> [Short task]
What is the number of lines holding the word "from"? Write that number and nothing else.
--- start Material provided ---
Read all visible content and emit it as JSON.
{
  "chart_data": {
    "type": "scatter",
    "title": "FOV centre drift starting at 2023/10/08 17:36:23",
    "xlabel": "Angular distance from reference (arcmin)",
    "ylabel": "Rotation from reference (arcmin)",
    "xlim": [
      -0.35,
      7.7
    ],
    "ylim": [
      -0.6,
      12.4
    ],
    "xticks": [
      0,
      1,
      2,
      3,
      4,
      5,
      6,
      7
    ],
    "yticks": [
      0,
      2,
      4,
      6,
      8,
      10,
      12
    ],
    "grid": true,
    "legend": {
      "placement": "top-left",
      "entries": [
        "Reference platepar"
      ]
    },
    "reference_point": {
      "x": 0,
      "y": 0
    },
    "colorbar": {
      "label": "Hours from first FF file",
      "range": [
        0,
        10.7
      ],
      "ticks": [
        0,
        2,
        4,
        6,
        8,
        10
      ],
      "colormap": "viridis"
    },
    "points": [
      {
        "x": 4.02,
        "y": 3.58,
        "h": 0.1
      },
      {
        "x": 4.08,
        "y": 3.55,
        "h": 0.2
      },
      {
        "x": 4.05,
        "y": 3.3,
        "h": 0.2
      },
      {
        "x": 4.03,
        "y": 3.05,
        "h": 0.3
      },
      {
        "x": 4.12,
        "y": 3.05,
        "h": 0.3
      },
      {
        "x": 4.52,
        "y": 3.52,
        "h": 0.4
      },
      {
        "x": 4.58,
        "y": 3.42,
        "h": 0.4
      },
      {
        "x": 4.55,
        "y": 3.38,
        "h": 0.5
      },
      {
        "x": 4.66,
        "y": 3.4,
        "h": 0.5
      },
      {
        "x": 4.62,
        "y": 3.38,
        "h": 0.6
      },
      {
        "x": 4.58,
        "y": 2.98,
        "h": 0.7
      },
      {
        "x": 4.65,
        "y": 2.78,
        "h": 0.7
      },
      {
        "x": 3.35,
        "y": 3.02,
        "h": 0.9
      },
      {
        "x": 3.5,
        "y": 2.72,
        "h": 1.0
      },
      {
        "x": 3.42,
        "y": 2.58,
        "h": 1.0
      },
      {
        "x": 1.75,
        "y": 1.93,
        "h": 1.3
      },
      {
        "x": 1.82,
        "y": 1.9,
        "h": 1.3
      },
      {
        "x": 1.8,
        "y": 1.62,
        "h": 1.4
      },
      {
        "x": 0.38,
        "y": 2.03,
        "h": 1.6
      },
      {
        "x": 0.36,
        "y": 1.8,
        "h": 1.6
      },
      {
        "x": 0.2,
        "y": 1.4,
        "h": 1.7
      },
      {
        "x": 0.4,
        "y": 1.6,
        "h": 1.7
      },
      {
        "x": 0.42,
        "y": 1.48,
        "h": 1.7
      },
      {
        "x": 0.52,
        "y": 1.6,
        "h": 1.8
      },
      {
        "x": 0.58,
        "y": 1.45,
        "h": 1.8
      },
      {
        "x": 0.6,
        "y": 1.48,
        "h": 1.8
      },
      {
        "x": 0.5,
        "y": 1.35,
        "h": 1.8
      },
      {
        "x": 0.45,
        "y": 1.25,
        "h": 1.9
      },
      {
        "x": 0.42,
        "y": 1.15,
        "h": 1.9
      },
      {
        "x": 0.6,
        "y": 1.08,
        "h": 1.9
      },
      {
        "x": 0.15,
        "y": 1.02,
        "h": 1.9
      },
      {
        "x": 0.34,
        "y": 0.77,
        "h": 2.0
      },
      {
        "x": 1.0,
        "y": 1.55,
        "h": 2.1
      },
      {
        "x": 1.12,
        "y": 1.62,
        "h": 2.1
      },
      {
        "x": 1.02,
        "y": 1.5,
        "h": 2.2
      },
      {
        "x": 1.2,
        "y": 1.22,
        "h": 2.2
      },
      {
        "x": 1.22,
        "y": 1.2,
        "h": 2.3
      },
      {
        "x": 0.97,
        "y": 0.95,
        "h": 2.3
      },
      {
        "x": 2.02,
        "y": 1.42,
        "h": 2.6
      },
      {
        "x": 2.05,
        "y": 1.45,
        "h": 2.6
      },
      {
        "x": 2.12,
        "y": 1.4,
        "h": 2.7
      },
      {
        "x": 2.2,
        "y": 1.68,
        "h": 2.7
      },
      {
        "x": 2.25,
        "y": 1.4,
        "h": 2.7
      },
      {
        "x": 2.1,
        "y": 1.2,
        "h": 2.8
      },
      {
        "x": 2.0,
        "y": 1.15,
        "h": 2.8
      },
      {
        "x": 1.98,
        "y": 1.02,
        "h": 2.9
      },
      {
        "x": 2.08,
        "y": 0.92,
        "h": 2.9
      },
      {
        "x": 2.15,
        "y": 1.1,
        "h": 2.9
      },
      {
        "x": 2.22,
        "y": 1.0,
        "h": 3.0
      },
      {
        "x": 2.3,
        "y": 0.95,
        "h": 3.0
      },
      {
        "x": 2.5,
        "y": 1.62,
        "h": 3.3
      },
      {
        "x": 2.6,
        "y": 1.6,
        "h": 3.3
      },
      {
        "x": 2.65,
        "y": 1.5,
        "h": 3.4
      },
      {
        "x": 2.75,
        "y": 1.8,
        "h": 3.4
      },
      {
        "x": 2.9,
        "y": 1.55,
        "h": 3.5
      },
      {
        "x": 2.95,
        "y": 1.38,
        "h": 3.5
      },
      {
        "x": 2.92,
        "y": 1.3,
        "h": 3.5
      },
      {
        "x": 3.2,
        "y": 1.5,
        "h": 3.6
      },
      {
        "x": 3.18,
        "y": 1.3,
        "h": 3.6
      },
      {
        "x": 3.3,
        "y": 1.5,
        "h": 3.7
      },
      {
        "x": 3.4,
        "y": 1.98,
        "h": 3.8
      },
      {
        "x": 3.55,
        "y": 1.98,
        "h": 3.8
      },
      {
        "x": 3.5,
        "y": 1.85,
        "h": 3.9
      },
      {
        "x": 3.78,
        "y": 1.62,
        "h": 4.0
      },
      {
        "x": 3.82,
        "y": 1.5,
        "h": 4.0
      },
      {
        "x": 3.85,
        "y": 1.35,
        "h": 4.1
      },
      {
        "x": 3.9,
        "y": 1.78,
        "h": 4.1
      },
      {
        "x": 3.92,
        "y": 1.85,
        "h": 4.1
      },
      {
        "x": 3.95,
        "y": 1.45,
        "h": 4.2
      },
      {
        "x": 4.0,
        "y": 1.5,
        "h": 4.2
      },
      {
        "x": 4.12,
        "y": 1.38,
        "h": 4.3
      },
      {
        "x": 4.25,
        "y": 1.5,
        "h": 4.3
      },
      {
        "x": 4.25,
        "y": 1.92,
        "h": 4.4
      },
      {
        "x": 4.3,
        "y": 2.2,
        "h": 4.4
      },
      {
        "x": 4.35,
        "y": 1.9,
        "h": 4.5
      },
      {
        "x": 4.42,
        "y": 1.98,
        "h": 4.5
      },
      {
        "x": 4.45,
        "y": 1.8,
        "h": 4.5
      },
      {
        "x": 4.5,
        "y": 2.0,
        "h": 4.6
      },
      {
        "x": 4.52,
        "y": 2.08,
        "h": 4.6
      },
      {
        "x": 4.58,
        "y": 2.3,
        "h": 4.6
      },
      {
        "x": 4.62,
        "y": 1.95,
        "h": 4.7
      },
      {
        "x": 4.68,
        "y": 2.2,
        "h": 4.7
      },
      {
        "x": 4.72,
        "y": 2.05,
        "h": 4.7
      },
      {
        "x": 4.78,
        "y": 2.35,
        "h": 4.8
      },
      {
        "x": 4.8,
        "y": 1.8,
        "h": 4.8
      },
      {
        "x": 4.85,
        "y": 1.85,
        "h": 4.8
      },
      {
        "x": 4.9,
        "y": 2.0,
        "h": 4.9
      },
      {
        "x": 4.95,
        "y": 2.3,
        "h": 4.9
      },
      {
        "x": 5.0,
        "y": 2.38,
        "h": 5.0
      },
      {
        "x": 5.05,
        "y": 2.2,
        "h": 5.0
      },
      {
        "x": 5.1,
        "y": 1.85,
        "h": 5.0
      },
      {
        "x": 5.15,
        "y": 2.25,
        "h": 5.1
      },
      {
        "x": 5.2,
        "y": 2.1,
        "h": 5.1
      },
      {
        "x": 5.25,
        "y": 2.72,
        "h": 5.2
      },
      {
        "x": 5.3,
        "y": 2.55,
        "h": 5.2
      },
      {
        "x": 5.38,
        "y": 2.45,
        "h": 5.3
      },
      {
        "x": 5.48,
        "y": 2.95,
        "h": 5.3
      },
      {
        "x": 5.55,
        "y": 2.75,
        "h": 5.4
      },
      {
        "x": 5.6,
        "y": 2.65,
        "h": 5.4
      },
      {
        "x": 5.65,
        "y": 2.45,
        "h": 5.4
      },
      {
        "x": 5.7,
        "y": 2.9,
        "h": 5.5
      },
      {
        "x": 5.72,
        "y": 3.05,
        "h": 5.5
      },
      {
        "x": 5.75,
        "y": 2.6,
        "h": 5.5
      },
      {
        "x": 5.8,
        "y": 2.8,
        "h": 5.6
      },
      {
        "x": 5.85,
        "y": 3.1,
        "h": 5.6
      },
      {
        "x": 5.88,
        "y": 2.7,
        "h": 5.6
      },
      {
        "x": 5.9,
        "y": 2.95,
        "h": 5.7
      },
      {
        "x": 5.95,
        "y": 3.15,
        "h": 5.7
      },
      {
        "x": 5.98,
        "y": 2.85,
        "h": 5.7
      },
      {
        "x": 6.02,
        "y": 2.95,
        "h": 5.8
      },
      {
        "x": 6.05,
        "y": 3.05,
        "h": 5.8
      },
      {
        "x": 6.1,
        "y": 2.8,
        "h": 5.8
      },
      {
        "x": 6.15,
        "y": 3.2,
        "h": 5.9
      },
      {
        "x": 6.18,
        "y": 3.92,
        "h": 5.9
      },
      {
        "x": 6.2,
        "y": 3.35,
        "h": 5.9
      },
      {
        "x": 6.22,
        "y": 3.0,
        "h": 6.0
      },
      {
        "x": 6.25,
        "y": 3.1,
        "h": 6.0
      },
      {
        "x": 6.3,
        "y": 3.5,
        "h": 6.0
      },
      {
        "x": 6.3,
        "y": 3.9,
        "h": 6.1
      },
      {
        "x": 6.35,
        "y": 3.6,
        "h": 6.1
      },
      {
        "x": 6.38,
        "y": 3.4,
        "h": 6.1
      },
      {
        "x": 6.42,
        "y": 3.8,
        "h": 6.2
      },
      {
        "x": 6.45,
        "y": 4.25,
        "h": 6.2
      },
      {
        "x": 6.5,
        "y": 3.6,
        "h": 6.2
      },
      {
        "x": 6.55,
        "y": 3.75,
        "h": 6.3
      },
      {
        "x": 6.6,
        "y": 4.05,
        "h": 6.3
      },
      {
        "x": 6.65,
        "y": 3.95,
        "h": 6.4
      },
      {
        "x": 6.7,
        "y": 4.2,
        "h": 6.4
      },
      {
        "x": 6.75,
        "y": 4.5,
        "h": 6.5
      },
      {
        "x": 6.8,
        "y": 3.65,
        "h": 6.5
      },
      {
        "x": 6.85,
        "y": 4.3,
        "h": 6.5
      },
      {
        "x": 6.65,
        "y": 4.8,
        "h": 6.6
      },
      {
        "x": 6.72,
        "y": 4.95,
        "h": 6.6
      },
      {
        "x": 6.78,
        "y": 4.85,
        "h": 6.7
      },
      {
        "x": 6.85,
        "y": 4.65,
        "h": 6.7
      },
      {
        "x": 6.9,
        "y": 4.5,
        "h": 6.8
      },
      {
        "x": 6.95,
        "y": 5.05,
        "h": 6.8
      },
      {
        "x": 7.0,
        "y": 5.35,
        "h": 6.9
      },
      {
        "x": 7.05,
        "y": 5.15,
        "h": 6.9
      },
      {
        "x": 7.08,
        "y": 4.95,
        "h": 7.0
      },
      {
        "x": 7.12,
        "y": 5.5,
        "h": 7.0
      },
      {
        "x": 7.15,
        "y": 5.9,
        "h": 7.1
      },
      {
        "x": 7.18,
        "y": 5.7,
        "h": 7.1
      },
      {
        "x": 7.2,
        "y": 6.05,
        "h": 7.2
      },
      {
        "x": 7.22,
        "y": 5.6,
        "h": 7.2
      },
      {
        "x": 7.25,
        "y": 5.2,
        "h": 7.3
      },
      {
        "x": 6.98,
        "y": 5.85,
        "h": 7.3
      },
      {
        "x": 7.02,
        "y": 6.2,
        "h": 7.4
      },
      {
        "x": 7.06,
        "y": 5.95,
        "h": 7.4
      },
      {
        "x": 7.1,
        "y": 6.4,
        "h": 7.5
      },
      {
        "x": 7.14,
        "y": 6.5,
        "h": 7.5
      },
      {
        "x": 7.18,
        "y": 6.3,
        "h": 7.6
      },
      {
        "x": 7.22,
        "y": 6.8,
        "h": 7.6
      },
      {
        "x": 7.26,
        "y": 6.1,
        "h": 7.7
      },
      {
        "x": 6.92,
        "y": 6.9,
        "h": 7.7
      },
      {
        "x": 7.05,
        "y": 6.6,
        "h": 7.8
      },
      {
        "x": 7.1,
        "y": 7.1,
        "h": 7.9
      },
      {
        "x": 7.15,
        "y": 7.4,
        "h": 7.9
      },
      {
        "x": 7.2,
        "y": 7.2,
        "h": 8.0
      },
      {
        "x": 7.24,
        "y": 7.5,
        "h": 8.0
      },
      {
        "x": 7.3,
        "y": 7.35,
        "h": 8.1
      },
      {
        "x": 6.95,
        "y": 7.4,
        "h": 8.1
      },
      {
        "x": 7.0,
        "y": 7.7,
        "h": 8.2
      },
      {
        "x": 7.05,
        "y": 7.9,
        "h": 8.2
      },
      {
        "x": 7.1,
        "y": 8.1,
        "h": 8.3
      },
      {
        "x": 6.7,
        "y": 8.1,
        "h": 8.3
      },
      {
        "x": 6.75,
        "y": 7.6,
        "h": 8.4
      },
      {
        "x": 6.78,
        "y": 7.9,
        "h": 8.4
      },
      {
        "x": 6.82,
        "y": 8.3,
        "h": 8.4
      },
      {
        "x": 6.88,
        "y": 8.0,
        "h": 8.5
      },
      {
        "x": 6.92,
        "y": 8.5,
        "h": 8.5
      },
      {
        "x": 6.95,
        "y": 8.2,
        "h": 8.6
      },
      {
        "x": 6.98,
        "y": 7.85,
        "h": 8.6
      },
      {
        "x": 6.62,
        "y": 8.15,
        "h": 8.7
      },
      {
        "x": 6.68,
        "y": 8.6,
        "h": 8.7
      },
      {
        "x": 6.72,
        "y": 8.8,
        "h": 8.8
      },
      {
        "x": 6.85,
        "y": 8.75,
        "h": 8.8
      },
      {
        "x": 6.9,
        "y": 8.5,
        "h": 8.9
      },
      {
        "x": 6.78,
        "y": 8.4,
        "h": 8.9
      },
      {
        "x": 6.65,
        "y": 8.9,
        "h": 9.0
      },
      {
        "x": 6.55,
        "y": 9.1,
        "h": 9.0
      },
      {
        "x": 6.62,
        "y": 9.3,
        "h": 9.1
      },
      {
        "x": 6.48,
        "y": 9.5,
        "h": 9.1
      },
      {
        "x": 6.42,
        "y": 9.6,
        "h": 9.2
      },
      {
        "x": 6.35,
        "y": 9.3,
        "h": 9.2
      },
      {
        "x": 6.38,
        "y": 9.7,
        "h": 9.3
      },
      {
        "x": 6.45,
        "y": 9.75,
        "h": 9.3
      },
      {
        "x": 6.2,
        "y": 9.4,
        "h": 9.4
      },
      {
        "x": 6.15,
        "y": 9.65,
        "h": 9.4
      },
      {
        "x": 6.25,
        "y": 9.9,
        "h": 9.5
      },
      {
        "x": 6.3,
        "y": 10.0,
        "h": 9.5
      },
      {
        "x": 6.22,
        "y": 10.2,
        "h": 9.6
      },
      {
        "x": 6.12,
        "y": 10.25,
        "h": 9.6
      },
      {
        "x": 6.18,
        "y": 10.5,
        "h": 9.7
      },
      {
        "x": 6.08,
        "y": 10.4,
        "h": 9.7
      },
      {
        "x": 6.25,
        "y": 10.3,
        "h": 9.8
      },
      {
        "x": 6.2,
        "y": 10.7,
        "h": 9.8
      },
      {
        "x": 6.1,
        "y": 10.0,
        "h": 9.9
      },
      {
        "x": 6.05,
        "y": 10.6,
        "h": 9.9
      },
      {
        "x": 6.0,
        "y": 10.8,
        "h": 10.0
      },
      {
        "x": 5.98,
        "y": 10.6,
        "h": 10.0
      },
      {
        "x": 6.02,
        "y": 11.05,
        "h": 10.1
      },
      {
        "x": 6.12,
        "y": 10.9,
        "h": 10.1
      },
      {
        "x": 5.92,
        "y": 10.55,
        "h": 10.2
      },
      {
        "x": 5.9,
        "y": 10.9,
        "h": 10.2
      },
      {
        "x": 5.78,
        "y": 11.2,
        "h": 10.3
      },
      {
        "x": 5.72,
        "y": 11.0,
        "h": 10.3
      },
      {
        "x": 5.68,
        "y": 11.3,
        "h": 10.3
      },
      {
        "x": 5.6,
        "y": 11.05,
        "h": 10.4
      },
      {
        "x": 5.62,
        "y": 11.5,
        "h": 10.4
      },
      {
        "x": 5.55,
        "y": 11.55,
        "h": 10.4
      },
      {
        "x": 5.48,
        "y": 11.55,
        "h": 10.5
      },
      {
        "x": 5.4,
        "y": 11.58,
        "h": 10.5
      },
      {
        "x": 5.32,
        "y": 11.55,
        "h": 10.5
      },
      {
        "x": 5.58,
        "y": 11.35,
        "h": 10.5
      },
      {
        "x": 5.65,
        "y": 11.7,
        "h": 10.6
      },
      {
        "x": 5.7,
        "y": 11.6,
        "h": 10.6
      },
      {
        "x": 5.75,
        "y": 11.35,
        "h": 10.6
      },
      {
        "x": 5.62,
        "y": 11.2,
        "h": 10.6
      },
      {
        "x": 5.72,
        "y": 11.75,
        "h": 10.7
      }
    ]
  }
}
--- end Material provided ---
> [Response]
3